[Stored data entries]

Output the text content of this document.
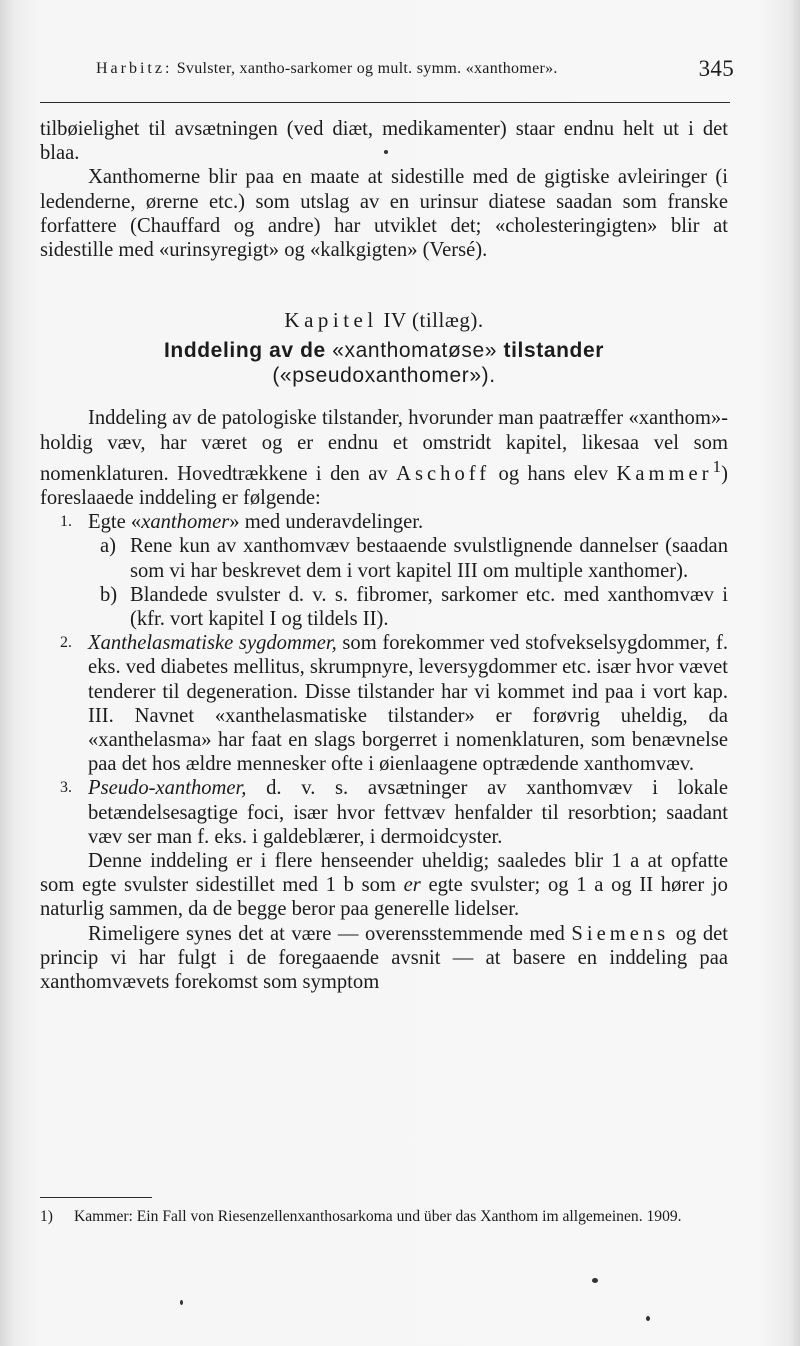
Harbitz: Svulster, xantho-sarkomer og mult. symm. «xanthomer».	345

tilbøielighet til avsætningen (ved diæt, medikamenter) staar endnu helt ut i det blaa.

Xanthomerne blir paa en maate at sidestille med de gigtiske avleiringer (i ledenderne, ørerne etc.) som utslag av en urinsur diatese saadan som franske forfattere (Chauffard og andre) har utviklet det; «cholesteringigten» blir at sidestille med «urinsyregigt» og «kalkgigten» (Versé).

Kapitel IV (tillæg).
Inddeling av de «xanthomatøse» tilstander
(«pseudoxanthomer»).

Inddeling av de patologiske tilstander, hvorunder man paatræffer «xanthom»-holdig væv, har været og er endnu et omstridt kapitel, likesaa vel som nomenklaturen. Hovedtrækkene i den av Aschoff og hans elev Kammer$^1$) foreslaaede inddeling er følgende:

1. Egte «xanthomer» med underavdelinger.
a) Rene kun av xanthomvæv bestaaende svulstlignende dannelser (saadan som vi har beskrevet dem i vort kapitel III om multiple xanthomer).
b) Blandede svulster d. v. s. fibromer, sarkomer etc. med xanthomvæv i (kfr. vort kapitel I og tildels II).
2. Xanthelasmatiske sygdommer, som forekommer ved stofvekselsygdommer, f. eks. ved diabetes mellitus, skrumpnyre, leversygdommer etc. især hvor vævet tenderer til degeneration. Disse tilstander har vi kommet ind paa i vort kap. III. Navnet «xanthelasmatiske tilstander» er forøvrig uheldig, da «xanthelasma» har faat en slags borgerret i nomenklaturen, som benævnelse paa det hos ældre mennesker ofte i øienlaagene optrædende xanthomvæv.
3. Pseudo-xanthomer, d. v. s. avsætninger av xanthomvæv i lokale betændelsesagtige foci, især hvor fettvæv henfalder til resorbtion; saadant væv ser man f. eks. i galdeblærer, i dermoidcyster.

Denne inddeling er i flere henseender uheldig; saaledes blir 1 a at opfatte som egte svulster sidestillet med 1 b som er egte svulster; og 1 a og II hører jo naturlig sammen, da de begge beror paa generelle lidelser.

Rimeligere synes det at være — overensstemmende med Siemens og det princip vi har fulgt i de foregaaende avsnit — at basere en inddeling paa xanthomvævets forekomst som symptom

1) Kammer: Ein Fall von Riesenzellenxanthosarkoma und über das Xanthom im allgemeinen. 1909.
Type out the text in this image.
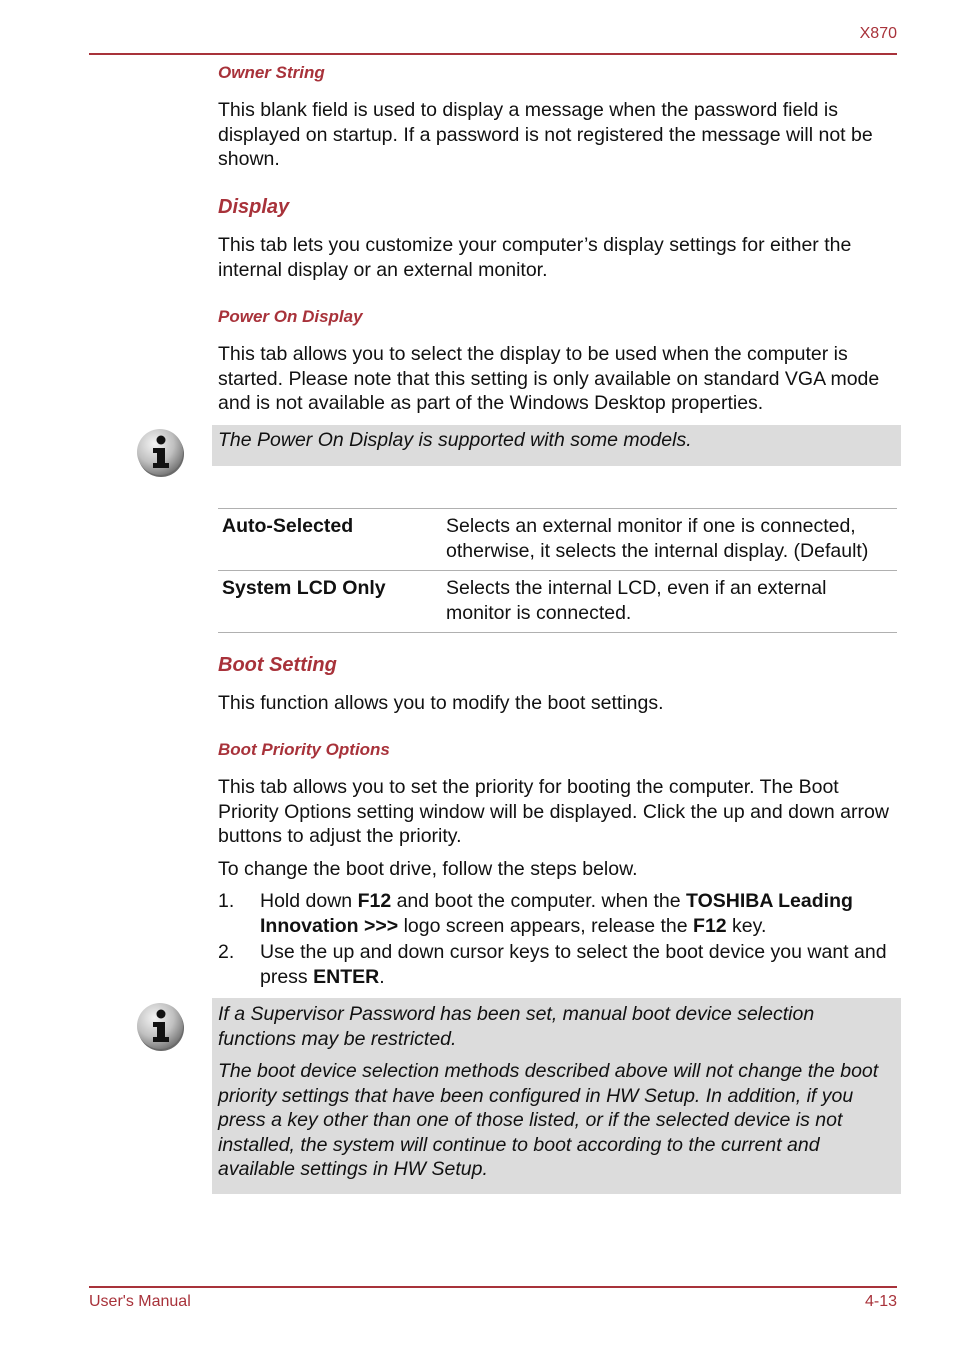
X870
Owner String

This blank field is used to display a message when the password field is displayed on startup. If a password is not registered the message will not be shown.

Display

This tab lets you customize your computer’s display settings for either the internal display or an external monitor.

Power On Display

This tab allows you to select the display to be used when the computer is started. Please note that this setting is only available on standard VGA mode and is not available as part of the Windows Desktop properties.

The Power On Display is supported with some models.

Auto-Selected	Selects an external monitor if one is connected, otherwise, it selects the internal display. (Default)
System LCD Only	Selects the internal LCD, even if an external monitor is connected.
Boot Setting

This function allows you to modify the boot settings.

Boot Priority Options

This tab allows you to set the priority for booting the computer. The Boot Priority Options setting window will be displayed. Click the up and down arrow buttons to adjust the priority.

To change the boot drive, follow the steps below.

1. Hold down F12 and boot the computer. when the TOSHIBA Leading Innovation >>> logo screen appears, release the F12 key.
2. Use the up and down cursor keys to select the boot device you want and press ENTER.

If a Supervisor Password has been set, manual boot device selection functions may be restricted.

The boot device selection methods described above will not change the boot priority settings that have been configured in HW Setup. In addition, if you press a key other than one of those listed, or if the selected device is not installed, the system will continue to boot according to the current and available settings in HW Setup.

User's Manual	4-13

**JOB**
Copy each line of the preceding data that contains the string "nomenklaturen".

**OUTPUT FOR THIS TASK**
Inddeling av de patologiske tilstander, hvorunder man paatræffer «xanthom»-holdig væv, har været og er endnu et omstridt kapitel, likesaa vel som nomenklaturen. Hovedtrækkene i den av Aschoff og hans elev Kammer$^1$) foreslaaede inddeling er følgende:
2. Xanthelasmatiske sygdommer, som forekommer ved stofvekselsygdommer, f. eks. ved diabetes mellitus, skrumpnyre, leversygdommer etc. især hvor vævet tenderer til degeneration. Disse tilstander har vi kommet ind paa i vort kap. III. Navnet «xanthelasmatiske tilstander» er forøvrig uheldig, da «xanthelasma» har faat en slags borgerret i nomenklaturen, som benævnelse paa det hos ældre mennesker ofte i øienlaagene optrædende xanthomvæv.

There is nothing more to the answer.